■ WHAT YOU WILL DO ■
Repeat the material exactly as it appears.

■ RECORDS FOR THE TASK ■
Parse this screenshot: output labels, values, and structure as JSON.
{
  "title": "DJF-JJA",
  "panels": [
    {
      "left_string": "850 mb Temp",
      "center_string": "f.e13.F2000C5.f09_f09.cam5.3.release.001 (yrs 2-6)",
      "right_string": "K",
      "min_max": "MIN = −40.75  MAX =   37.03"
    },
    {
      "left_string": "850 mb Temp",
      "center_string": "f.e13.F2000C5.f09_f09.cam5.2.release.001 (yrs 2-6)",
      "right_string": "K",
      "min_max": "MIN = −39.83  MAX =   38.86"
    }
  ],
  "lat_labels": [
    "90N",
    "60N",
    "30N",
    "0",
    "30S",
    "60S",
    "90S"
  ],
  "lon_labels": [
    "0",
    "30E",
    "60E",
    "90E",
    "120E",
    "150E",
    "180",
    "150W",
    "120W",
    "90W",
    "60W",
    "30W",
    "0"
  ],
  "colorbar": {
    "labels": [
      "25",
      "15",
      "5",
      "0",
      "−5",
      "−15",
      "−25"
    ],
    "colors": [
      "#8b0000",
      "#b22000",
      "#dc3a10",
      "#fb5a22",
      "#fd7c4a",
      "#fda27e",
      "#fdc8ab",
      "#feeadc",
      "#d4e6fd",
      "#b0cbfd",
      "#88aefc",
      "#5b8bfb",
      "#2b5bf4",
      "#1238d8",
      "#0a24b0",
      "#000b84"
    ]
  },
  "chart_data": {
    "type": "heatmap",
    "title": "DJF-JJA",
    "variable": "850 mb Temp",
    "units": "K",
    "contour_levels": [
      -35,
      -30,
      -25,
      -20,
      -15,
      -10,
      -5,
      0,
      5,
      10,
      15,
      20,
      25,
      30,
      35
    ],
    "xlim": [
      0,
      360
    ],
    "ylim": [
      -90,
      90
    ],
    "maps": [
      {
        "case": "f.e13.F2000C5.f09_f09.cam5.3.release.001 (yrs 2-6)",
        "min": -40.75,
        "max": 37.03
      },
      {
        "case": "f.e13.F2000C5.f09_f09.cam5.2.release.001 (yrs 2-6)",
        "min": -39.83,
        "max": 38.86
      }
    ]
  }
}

■ TASK SOLUTION ■
Parse this screenshot: output labels, values, and structure as JSON.
{
  "title": "DJF-JJA",
  "panels": [
    {
      "left_string": "850 mb Temp",
      "center_string": "f.e13.F2000C5.f09_f09.cam5.3.release.001 (yrs 2-6)",
      "right_string": "K",
      "min_max": "MIN = −40.75  MAX =   37.03"
    },
    {
      "left_string": "850 mb Temp",
      "center_string": "f.e13.F2000C5.f09_f09.cam5.2.release.001 (yrs 2-6)",
      "right_string": "K",
      "min_max": "MIN = −39.83  MAX =   38.86"
    }
  ],
  "lat_labels": [
    "90N",
    "60N",
    "30N",
    "0",
    "30S",
    "60S",
    "90S"
  ],
  "lon_labels": [
    "0",
    "30E",
    "60E",
    "90E",
    "120E",
    "150E",
    "180",
    "150W",
    "120W",
    "90W",
    "60W",
    "30W",
    "0"
  ],
  "colorbar": {
    "labels": [
      "25",
      "15",
      "5",
      "0",
      "−5",
      "−15",
      "−25"
    ],
    "colors": [
      "#8b0000",
      "#b22000",
      "#dc3a10",
      "#fb5a22",
      "#fd7c4a",
      "#fda27e",
      "#fdc8ab",
      "#feeadc",
      "#d4e6fd",
      "#b0cbfd",
      "#88aefc",
      "#5b8bfb",
      "#2b5bf4",
      "#1238d8",
      "#0a24b0",
      "#000b84"
    ]
  },
  "chart_data": {
    "type": "heatmap",
    "title": "DJF-JJA",
    "variable": "850 mb Temp",
    "units": "K",
    "contour_levels": [
      -35,
      -30,
      -25,
      -20,
      -15,
      -10,
      -5,
      0,
      5,
      10,
      15,
      20,
      25,
      30,
      35
    ],
    "xlim": [
      0,
      360
    ],
    "ylim": [
      -90,
      90
    ],
    "maps": [
      {
        "case": "f.e13.F2000C5.f09_f09.cam5.3.release.001 (yrs 2-6)",
        "min": -40.75,
        "max": 37.03
      },
      {
        "case": "f.e13.F2000C5.f09_f09.cam5.2.release.001 (yrs 2-6)",
        "min": -39.83,
        "max": 38.86
      }
    ]
  }
}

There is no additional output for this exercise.